Saved data entries
+ + + +

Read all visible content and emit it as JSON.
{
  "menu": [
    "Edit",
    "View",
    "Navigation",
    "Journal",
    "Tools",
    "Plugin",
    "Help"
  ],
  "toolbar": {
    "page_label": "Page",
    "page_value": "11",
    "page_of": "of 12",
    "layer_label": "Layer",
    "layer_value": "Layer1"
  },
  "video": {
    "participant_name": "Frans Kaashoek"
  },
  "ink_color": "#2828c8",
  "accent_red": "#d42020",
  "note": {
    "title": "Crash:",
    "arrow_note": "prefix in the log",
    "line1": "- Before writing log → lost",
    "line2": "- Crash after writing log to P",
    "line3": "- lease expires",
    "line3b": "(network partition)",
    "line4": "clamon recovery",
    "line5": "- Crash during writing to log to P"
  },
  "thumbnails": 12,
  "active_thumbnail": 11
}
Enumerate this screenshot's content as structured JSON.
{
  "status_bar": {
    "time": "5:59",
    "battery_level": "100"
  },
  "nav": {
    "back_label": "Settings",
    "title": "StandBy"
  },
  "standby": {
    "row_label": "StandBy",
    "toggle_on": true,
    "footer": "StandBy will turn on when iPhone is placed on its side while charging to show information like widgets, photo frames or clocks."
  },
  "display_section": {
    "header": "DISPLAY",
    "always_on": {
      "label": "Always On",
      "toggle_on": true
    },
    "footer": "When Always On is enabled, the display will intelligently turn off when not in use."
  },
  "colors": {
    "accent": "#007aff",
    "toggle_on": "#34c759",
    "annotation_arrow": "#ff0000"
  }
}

+ + + +

=== DO THIS ===
Find the word "footer" in the material, then list each line that holds it.

=== THE REPLY ===
    "footer": "StandBy will turn on when iPhone is placed on its side while charging to show information like widgets, photo frames or clocks."
    "footer": "When Always On is enabled, the display will intelligently turn off when not in use."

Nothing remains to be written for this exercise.